■ Short task
Look through the material below for "layout". Copy every line that contains it.

■ Records supplied
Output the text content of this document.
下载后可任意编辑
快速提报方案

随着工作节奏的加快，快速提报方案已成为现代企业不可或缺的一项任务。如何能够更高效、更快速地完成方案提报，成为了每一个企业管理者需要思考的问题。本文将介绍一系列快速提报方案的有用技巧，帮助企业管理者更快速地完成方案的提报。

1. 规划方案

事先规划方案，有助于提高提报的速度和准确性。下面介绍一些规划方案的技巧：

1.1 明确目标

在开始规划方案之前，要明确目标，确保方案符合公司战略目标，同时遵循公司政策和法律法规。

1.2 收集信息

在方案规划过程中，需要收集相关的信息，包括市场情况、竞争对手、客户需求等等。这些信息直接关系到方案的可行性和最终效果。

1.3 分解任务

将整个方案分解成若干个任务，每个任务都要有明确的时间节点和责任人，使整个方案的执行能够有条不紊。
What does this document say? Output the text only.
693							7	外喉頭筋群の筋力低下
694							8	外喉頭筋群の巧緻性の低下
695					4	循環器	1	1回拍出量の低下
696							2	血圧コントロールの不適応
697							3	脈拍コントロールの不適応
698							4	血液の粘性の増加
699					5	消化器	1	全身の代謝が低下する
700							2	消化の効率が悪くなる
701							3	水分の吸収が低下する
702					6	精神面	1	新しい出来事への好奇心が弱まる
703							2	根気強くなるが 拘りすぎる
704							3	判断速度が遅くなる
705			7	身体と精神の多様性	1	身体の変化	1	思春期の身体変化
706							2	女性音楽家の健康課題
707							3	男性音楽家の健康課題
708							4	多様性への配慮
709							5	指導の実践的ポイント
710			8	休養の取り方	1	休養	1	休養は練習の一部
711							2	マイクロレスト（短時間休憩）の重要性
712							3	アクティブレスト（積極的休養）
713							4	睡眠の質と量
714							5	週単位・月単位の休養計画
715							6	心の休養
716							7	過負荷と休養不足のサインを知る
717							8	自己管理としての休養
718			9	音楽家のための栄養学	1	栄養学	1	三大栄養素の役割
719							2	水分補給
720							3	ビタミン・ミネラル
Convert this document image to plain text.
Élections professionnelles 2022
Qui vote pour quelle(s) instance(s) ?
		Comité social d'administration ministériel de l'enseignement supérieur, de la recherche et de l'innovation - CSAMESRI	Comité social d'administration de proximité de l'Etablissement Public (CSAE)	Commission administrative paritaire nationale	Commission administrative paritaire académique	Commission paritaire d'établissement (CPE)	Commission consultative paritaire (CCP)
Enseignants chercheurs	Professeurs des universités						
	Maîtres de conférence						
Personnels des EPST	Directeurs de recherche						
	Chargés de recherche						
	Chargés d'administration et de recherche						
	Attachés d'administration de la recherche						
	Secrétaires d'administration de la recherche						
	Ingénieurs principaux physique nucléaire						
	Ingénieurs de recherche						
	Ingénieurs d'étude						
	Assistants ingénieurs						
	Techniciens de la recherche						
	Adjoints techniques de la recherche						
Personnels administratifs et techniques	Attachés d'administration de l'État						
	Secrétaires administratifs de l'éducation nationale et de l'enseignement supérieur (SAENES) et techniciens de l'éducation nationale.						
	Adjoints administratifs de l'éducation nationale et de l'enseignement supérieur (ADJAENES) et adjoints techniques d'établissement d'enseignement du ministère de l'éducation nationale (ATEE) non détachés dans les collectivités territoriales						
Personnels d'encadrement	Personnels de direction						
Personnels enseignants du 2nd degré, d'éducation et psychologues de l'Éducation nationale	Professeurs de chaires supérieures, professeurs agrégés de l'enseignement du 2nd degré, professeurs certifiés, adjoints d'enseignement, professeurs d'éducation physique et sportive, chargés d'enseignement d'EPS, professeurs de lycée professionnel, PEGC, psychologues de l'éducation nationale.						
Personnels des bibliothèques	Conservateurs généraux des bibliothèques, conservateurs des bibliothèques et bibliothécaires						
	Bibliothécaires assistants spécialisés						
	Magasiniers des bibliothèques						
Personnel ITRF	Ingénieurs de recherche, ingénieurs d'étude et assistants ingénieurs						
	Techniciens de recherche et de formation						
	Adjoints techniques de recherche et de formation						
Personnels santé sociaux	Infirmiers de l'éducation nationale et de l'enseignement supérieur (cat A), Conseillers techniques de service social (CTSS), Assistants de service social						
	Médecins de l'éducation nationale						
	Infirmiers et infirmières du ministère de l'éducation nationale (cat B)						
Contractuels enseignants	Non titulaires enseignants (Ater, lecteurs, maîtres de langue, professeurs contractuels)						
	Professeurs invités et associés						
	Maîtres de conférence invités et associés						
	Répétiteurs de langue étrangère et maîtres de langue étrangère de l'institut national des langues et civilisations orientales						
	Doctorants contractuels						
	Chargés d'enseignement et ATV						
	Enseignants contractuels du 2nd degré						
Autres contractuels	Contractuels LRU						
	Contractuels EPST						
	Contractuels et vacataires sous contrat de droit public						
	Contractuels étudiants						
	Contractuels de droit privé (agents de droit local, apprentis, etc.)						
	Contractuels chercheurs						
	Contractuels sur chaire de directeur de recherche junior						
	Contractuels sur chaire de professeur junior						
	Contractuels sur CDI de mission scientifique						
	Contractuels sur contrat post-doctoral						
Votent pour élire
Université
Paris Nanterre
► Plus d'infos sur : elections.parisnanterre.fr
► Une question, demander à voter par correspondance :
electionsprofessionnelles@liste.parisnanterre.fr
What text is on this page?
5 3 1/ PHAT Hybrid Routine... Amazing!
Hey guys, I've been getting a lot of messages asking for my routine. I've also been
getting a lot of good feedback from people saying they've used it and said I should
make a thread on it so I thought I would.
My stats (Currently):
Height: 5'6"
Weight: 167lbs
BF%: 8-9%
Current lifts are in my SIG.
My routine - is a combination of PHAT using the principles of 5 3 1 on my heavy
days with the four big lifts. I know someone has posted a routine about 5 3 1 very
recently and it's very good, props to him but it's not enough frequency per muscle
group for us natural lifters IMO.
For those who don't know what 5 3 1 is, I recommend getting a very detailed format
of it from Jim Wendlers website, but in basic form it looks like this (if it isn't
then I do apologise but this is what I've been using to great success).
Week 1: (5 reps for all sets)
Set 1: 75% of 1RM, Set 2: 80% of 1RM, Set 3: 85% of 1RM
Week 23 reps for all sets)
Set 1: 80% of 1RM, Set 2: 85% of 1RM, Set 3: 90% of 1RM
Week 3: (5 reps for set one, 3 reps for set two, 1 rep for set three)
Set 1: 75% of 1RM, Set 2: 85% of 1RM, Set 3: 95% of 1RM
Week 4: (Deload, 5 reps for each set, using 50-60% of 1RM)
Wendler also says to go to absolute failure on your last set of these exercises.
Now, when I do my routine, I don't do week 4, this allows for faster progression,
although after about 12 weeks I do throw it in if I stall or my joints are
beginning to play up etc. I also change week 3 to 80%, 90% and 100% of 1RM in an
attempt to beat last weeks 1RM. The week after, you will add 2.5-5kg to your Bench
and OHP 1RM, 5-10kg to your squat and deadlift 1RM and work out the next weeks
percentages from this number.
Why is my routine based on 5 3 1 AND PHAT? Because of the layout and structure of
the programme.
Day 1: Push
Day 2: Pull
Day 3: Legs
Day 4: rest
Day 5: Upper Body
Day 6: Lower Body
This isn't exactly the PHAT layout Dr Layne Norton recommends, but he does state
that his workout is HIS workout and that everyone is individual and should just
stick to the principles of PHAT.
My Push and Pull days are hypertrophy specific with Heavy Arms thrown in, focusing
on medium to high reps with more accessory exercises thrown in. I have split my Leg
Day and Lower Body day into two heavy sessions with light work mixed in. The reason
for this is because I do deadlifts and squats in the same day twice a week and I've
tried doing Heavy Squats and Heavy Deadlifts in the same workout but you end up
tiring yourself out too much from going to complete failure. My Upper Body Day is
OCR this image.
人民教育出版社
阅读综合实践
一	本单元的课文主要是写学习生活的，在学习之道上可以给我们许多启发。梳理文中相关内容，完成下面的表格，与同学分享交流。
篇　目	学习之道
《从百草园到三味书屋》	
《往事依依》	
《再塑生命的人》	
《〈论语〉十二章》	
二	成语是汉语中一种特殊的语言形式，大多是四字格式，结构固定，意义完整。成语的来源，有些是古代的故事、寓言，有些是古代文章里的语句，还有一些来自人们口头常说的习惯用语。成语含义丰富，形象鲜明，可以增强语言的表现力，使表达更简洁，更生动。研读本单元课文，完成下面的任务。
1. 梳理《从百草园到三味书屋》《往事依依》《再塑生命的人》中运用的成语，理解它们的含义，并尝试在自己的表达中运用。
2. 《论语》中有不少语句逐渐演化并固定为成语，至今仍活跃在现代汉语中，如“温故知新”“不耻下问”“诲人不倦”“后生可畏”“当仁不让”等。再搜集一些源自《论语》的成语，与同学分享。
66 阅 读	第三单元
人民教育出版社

■ Full output
Why is my routine based on 5 3 1 AND PHAT? Because of the layout and structure of
This isn't exactly the PHAT layout Dr Layne Norton recommends, but he does state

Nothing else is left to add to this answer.